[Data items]
— Start —

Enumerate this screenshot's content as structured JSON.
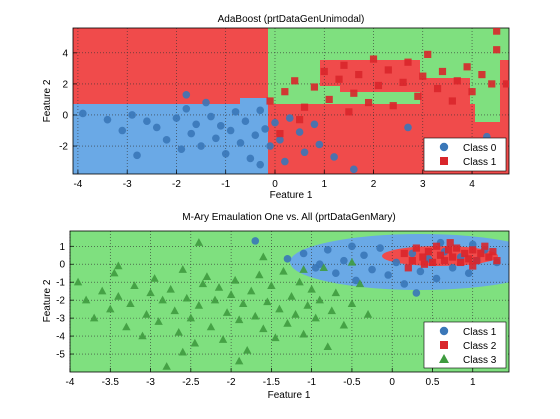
{
  "colors": {
    "class0_region": "#6aa9e6",
    "class1_region": "#f04b4b",
    "region_green": "#7fe07f",
    "marker_blue": "#3a77b8",
    "marker_red": "#d9262b",
    "marker_green": "#3f9b3f"
  },
  "chart_data": [
    {
      "type": "scatter",
      "title": "AdaBoost (prtDataGenUnimodal)",
      "xlabel": "Feature 1",
      "ylabel": "Feature 2",
      "xlim": [
        -4.1,
        4.75
      ],
      "ylim": [
        -3.8,
        5.6
      ],
      "xticks": [
        -4,
        -3,
        -2,
        -1,
        0,
        1,
        2,
        3,
        4
      ],
      "yticks": [
        -2,
        0,
        2,
        4
      ],
      "grid": true,
      "legend_position": "bottom-right",
      "legend": [
        {
          "label": "Class 0",
          "marker": "circle",
          "color": "#3a77b8"
        },
        {
          "label": "Class 1",
          "marker": "square",
          "color": "#d9262b"
        }
      ],
      "series": [
        {
          "name": "Class 0",
          "marker": "circle",
          "color": "#3a77b8",
          "points": [
            [
              -3.9,
              0.1
            ],
            [
              -3.4,
              -0.3
            ],
            [
              -3.1,
              -1.0
            ],
            [
              -2.9,
              0.0
            ],
            [
              -2.6,
              -0.4
            ],
            [
              -2.4,
              -0.8
            ],
            [
              -2.2,
              -1.6
            ],
            [
              -2.0,
              -0.2
            ],
            [
              -1.9,
              -2.2
            ],
            [
              -1.8,
              0.4
            ],
            [
              -1.7,
              -1.2
            ],
            [
              -1.6,
              -0.6
            ],
            [
              -1.5,
              -2.0
            ],
            [
              -1.4,
              0.8
            ],
            [
              -1.3,
              -0.1
            ],
            [
              -1.2,
              -1.5
            ],
            [
              -1.1,
              -0.7
            ],
            [
              -1.0,
              -2.5
            ],
            [
              -0.9,
              -1.0
            ],
            [
              -0.8,
              0.2
            ],
            [
              -0.7,
              -1.8
            ],
            [
              -0.6,
              -0.4
            ],
            [
              -0.5,
              -2.8
            ],
            [
              -0.4,
              -1.3
            ],
            [
              -0.3,
              0.3
            ],
            [
              -0.2,
              -0.9
            ],
            [
              -0.1,
              -2.0
            ],
            [
              0.0,
              -0.5
            ],
            [
              0.1,
              -1.6
            ],
            [
              0.2,
              -3.0
            ],
            [
              0.3,
              -0.2
            ],
            [
              0.5,
              -1.1
            ],
            [
              0.6,
              -2.4
            ],
            [
              0.8,
              -0.6
            ],
            [
              0.9,
              -1.9
            ],
            [
              1.2,
              -2.7
            ],
            [
              -1.8,
              1.3
            ],
            [
              -0.3,
              -3.2
            ],
            [
              2.7,
              -0.8
            ],
            [
              4.3,
              -1.4
            ],
            [
              1.6,
              -3.5
            ],
            [
              -2.8,
              -2.6
            ]
          ]
        },
        {
          "name": "Class 1",
          "marker": "square",
          "color": "#d9262b",
          "points": [
            [
              -0.1,
              0.9
            ],
            [
              0.2,
              1.5
            ],
            [
              0.4,
              2.2
            ],
            [
              0.6,
              0.5
            ],
            [
              0.8,
              1.8
            ],
            [
              1.0,
              2.8
            ],
            [
              1.1,
              1.0
            ],
            [
              1.3,
              2.3
            ],
            [
              1.4,
              3.2
            ],
            [
              1.6,
              1.4
            ],
            [
              1.7,
              2.6
            ],
            [
              1.9,
              0.8
            ],
            [
              2.0,
              3.6
            ],
            [
              2.1,
              1.9
            ],
            [
              2.3,
              2.9
            ],
            [
              2.4,
              0.6
            ],
            [
              2.6,
              2.1
            ],
            [
              2.7,
              3.4
            ],
            [
              2.9,
              1.2
            ],
            [
              3.0,
              2.5
            ],
            [
              3.1,
              3.9
            ],
            [
              3.3,
              1.7
            ],
            [
              3.4,
              2.8
            ],
            [
              3.6,
              0.9
            ],
            [
              3.7,
              2.2
            ],
            [
              3.9,
              3.1
            ],
            [
              4.0,
              1.5
            ],
            [
              4.2,
              2.6
            ],
            [
              4.4,
              2.0
            ],
            [
              4.5,
              5.4
            ],
            [
              4.5,
              4.2
            ],
            [
              0.5,
              -0.3
            ],
            [
              0.1,
              -1.2
            ],
            [
              1.5,
              0.2
            ],
            [
              4.7,
              2.0
            ]
          ]
        }
      ]
    },
    {
      "type": "scatter",
      "title": "M-Ary Emaulation One vs. All (prtDataGenMary)",
      "xlabel": "Feature 1",
      "ylabel": "Feature 2",
      "xlim": [
        -4,
        1.45
      ],
      "ylim": [
        -6,
        1.85
      ],
      "xticks": [
        -4,
        -3.5,
        -3,
        -2.5,
        -2,
        -1.5,
        -1,
        -0.5,
        0,
        0.5,
        1
      ],
      "yticks": [
        -5,
        -4,
        -3,
        -2,
        -1,
        0,
        1
      ],
      "grid": true,
      "legend_position": "bottom-right",
      "legend": [
        {
          "label": "Class 1",
          "marker": "circle",
          "color": "#3a77b8"
        },
        {
          "label": "Class 2",
          "marker": "square",
          "color": "#d9262b"
        },
        {
          "label": "Class 3",
          "marker": "triangle",
          "color": "#3f9b3f"
        }
      ],
      "series": [
        {
          "name": "Class 1",
          "marker": "circle",
          "color": "#3a77b8",
          "points": [
            [
              -1.7,
              1.3
            ],
            [
              -1.3,
              0.3
            ],
            [
              -1.1,
              0.6
            ],
            [
              -0.95,
              -0.2
            ],
            [
              -0.8,
              0.8
            ],
            [
              -0.7,
              -0.5
            ],
            [
              -0.6,
              0.2
            ],
            [
              -0.5,
              1.0
            ],
            [
              -0.45,
              -0.9
            ],
            [
              -0.35,
              0.5
            ],
            [
              -0.25,
              -0.3
            ],
            [
              -0.15,
              0.9
            ],
            [
              -0.05,
              -0.6
            ],
            [
              0.05,
              0.1
            ],
            [
              0.15,
              -1.1
            ],
            [
              0.25,
              0.6
            ],
            [
              0.35,
              -0.4
            ],
            [
              0.45,
              0.3
            ],
            [
              0.55,
              -0.8
            ],
            [
              0.65,
              0.7
            ],
            [
              0.75,
              -0.2
            ],
            [
              0.85,
              0.4
            ],
            [
              0.95,
              -0.5
            ],
            [
              1.05,
              0.2
            ],
            [
              1.15,
              0.8
            ],
            [
              1.3,
              0.1
            ],
            [
              0.3,
              -1.6
            ],
            [
              -0.9,
              0.0
            ],
            [
              0.6,
              1.2
            ],
            [
              1.0,
              1.1
            ]
          ]
        },
        {
          "name": "Class 2",
          "marker": "square",
          "color": "#d9262b",
          "points": [
            [
              0.15,
              0.6
            ],
            [
              0.25,
              0.2
            ],
            [
              0.3,
              0.9
            ],
            [
              0.38,
              0.4
            ],
            [
              0.45,
              0.7
            ],
            [
              0.5,
              0.1
            ],
            [
              0.55,
              1.0
            ],
            [
              0.6,
              0.5
            ],
            [
              0.65,
              0.2
            ],
            [
              0.7,
              0.8
            ],
            [
              0.75,
              0.4
            ],
            [
              0.8,
              0.9
            ],
            [
              0.85,
              0.1
            ],
            [
              0.9,
              0.6
            ],
            [
              0.95,
              0.3
            ],
            [
              1.0,
              0.8
            ],
            [
              1.05,
              0.2
            ],
            [
              1.1,
              0.6
            ],
            [
              1.15,
              1.0
            ],
            [
              1.2,
              0.4
            ],
            [
              1.25,
              0.7
            ],
            [
              1.3,
              0.2
            ],
            [
              0.4,
              0.0
            ],
            [
              0.72,
              1.2
            ],
            [
              1.0,
              -0.1
            ],
            [
              0.2,
              -0.2
            ]
          ]
        },
        {
          "name": "Class 3",
          "marker": "triangle",
          "color": "#3f9b3f",
          "points": [
            [
              -3.9,
              -1.0
            ],
            [
              -3.8,
              -2.0
            ],
            [
              -3.7,
              -3.0
            ],
            [
              -3.6,
              -1.5
            ],
            [
              -3.5,
              -2.5
            ],
            [
              -3.45,
              -0.5
            ],
            [
              -3.4,
              -1.8
            ],
            [
              -3.3,
              -3.5
            ],
            [
              -3.25,
              -2.2
            ],
            [
              -3.2,
              -1.2
            ],
            [
              -3.1,
              -4.0
            ],
            [
              -3.05,
              -2.8
            ],
            [
              -3.0,
              -1.6
            ],
            [
              -2.95,
              -0.8
            ],
            [
              -2.9,
              -3.2
            ],
            [
              -2.85,
              -2.0
            ],
            [
              -2.8,
              -5.7
            ],
            [
              -2.75,
              -1.4
            ],
            [
              -2.7,
              -2.6
            ],
            [
              -2.65,
              -3.8
            ],
            [
              -2.6,
              -0.3
            ],
            [
              -2.55,
              -1.9
            ],
            [
              -2.5,
              -3.0
            ],
            [
              -2.45,
              -4.4
            ],
            [
              -2.4,
              -2.3
            ],
            [
              -2.35,
              -1.1
            ],
            [
              -2.3,
              -0.7
            ],
            [
              -2.25,
              -3.5
            ],
            [
              -2.2,
              -2.0
            ],
            [
              -2.15,
              -1.3
            ],
            [
              -2.1,
              -4.2
            ],
            [
              -2.05,
              -2.7
            ],
            [
              -2.0,
              -1.7
            ],
            [
              -1.95,
              -0.9
            ],
            [
              -1.9,
              -3.1
            ],
            [
              -1.85,
              -2.2
            ],
            [
              -1.8,
              -4.8
            ],
            [
              -1.75,
              -1.5
            ],
            [
              -1.7,
              -2.9
            ],
            [
              -1.65,
              -0.6
            ],
            [
              -1.6,
              -3.6
            ],
            [
              -1.55,
              -2.1
            ],
            [
              -1.5,
              -1.2
            ],
            [
              -1.45,
              -4.1
            ],
            [
              -1.4,
              -2.5
            ],
            [
              -1.35,
              -0.4
            ],
            [
              -1.3,
              -3.3
            ],
            [
              -1.25,
              -1.8
            ],
            [
              -1.2,
              -2.8
            ],
            [
              -1.15,
              -1.0
            ],
            [
              -1.1,
              -3.9
            ],
            [
              -1.05,
              -2.3
            ],
            [
              -1.0,
              -1.4
            ],
            [
              -0.95,
              -3.0
            ],
            [
              -0.9,
              -2.0
            ],
            [
              -0.85,
              -0.2
            ],
            [
              -0.8,
              -4.6
            ],
            [
              -0.75,
              -2.6
            ],
            [
              -0.7,
              -1.6
            ],
            [
              -0.6,
              -3.4
            ],
            [
              -0.5,
              -2.2
            ],
            [
              -0.4,
              -1.1
            ],
            [
              -0.3,
              -2.8
            ],
            [
              -2.4,
              1.2
            ],
            [
              -1.6,
              0.4
            ],
            [
              -1.1,
              -0.3
            ],
            [
              -0.5,
              0.1
            ],
            [
              -3.4,
              -0.1
            ],
            [
              -2.6,
              -4.9
            ],
            [
              -1.9,
              -5.4
            ]
          ]
        }
      ]
    }
  ]
}
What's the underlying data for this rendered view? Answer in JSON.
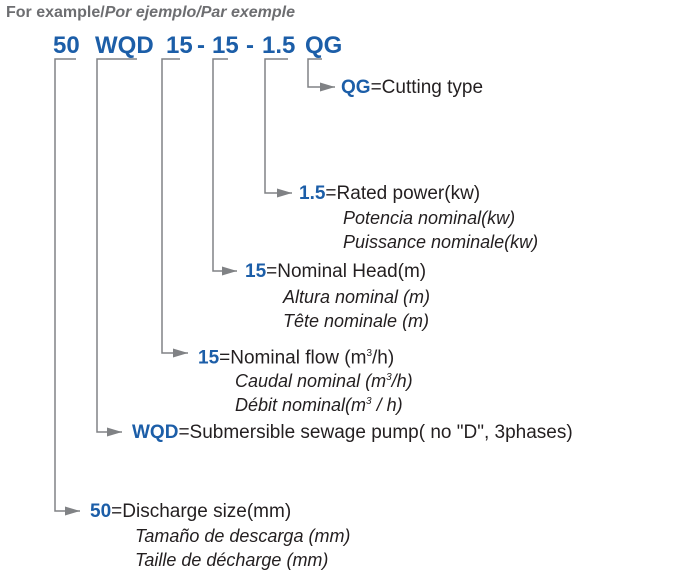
{
  "header": {
    "en": "For example/",
    "es": "Por ejemplo/",
    "fr": "Par exemple"
  },
  "code": {
    "p1": "50",
    "p2": "WQD",
    "p3": "15",
    "d1": "-",
    "p4": "15",
    "d2": "-",
    "p5": "1.5",
    "p6": "QG"
  },
  "colors": {
    "code": "#1c5ea8",
    "lines": "#808285"
  },
  "items": [
    {
      "code": "QG",
      "eq": "=",
      "en": "Cutting type"
    },
    {
      "code": "1.5",
      "eq": "=",
      "en": "Rated power(kw)",
      "es": "Potencia nominal(kw)",
      "fr": "Puissance nominale(kw)"
    },
    {
      "code": "15",
      "eq": "=",
      "en": "Nominal Head(m)",
      "es": "Altura nominal (m)",
      "fr": "Tête nominale (m)"
    },
    {
      "code": "15",
      "eq": "=",
      "en": "Nominal flow (m",
      "sup": "3",
      "en_end": "/h)",
      "es": "Caudal nominal (m",
      "es_end": "/h)",
      "fr": "Débit nominal(m",
      "fr_end": " / h)"
    },
    {
      "code": "WQD",
      "eq": "=",
      "en": "Submersible sewage pump( no \"D\", 3phases)"
    },
    {
      "code": "50",
      "eq": "=",
      "en": "Discharge size(mm)",
      "es": "Tamaño de descarga (mm)",
      "fr": "Taille de décharge (mm)"
    }
  ]
}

— End —

Where a line holds "title", copy that line.

      "title": "AdaBoost (prtDataGenUnimodal)",
      "title": "M-Ary Emaulation One vs. All (prtDataGenMary)",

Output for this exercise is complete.